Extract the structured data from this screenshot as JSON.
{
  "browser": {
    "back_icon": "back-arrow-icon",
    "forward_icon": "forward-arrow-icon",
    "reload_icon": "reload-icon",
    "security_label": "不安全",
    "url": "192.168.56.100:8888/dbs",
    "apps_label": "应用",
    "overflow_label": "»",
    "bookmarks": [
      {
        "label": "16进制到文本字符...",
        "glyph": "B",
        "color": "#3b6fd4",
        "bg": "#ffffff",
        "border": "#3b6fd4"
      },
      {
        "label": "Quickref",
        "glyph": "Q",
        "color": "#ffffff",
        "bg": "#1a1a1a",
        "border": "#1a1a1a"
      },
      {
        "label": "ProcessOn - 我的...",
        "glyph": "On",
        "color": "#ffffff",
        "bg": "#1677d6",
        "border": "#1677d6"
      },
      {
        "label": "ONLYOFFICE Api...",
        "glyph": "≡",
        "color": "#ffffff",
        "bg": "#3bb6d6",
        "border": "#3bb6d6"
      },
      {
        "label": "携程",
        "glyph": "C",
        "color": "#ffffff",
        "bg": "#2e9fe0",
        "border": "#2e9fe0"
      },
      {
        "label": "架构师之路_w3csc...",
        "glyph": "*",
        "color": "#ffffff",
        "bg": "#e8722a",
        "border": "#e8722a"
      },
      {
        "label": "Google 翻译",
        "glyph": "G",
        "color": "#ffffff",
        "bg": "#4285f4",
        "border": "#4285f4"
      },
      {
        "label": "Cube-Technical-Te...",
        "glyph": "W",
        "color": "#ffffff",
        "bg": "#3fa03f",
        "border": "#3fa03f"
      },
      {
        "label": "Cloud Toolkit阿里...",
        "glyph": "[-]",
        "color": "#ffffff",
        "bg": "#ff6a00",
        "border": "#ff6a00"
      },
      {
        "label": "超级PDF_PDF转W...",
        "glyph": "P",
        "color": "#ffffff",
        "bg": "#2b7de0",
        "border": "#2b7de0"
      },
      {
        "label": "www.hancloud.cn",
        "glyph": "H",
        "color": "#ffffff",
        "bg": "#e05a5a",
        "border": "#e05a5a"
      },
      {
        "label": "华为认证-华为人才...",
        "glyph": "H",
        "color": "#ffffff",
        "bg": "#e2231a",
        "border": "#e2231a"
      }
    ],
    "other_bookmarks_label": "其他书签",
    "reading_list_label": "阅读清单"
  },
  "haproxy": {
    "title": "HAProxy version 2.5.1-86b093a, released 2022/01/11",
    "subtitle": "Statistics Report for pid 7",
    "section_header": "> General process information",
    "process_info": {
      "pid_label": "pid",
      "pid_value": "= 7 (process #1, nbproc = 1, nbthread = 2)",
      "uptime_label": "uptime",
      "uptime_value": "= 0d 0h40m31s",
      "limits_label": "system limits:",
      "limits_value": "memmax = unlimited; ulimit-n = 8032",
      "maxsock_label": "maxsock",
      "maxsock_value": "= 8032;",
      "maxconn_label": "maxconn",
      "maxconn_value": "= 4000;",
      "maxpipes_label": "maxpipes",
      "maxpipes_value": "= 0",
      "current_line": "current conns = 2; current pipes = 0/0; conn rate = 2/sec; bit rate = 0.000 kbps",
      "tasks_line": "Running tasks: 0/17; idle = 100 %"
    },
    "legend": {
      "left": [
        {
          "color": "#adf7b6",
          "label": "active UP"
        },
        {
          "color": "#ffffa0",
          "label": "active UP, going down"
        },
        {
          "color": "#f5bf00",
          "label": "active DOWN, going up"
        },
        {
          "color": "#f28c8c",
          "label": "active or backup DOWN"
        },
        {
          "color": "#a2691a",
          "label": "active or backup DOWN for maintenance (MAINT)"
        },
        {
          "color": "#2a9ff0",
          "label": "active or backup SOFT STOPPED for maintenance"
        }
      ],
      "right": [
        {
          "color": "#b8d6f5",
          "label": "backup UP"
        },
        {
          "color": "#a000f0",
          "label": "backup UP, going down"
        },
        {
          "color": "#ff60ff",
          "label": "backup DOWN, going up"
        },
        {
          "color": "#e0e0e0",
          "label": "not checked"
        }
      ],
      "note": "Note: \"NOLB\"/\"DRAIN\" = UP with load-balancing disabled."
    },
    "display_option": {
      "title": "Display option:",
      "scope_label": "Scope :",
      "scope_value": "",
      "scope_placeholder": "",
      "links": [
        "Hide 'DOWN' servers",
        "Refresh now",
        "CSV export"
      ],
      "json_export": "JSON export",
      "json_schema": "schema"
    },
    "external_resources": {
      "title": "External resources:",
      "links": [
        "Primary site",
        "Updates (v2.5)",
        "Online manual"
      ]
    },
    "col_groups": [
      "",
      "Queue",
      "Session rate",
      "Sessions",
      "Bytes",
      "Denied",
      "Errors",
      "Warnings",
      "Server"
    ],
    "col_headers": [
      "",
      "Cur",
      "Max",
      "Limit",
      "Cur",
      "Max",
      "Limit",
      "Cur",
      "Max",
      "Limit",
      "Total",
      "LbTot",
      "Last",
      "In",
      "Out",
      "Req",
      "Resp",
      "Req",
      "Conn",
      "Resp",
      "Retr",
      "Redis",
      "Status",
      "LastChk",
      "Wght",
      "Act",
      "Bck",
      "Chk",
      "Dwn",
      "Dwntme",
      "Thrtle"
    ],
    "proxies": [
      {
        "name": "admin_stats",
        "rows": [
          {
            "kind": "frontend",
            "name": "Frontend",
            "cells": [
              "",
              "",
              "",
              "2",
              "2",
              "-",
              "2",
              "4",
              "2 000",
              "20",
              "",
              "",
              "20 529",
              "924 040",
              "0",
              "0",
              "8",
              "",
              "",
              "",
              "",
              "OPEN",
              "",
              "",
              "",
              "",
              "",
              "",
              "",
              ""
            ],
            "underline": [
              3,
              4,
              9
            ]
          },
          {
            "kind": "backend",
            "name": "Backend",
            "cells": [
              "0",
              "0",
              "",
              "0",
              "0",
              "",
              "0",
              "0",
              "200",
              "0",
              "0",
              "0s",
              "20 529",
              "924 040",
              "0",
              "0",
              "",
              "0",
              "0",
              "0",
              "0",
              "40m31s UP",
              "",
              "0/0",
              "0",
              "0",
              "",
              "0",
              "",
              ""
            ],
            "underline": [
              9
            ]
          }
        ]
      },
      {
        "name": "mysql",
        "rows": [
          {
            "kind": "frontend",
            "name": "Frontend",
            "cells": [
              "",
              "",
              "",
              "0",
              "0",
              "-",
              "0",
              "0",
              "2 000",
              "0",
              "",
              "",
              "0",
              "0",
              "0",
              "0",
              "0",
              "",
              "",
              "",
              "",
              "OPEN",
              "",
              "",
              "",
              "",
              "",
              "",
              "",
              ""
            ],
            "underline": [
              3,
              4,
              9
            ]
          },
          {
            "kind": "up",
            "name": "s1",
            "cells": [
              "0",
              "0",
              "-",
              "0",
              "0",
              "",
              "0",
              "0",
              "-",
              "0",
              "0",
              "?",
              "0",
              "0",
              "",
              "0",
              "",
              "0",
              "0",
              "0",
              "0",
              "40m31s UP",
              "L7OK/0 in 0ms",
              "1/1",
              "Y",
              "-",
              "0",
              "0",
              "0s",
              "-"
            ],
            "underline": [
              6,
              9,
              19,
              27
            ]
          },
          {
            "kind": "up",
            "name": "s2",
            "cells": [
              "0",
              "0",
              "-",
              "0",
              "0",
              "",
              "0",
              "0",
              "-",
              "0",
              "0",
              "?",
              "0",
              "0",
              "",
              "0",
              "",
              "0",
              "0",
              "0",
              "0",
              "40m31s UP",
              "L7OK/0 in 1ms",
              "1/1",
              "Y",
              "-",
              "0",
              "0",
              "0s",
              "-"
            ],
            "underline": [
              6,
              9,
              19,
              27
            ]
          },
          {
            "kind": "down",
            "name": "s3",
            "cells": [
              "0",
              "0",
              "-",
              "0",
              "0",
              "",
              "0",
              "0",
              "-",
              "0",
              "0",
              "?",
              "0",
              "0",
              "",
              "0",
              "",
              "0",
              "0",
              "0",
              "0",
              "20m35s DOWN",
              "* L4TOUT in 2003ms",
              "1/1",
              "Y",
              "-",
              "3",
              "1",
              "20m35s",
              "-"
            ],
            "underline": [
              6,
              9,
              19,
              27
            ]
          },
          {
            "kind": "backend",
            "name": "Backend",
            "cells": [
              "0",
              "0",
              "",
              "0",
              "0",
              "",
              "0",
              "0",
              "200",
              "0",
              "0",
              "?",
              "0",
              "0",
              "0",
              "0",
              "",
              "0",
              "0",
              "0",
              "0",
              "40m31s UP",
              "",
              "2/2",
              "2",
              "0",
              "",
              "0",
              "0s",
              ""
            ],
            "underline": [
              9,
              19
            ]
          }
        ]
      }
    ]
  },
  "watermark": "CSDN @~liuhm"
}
──────
_Objective_: Tally up the lines in the records containing the word "backup", then give the count and nothing else.

_Solution_: 6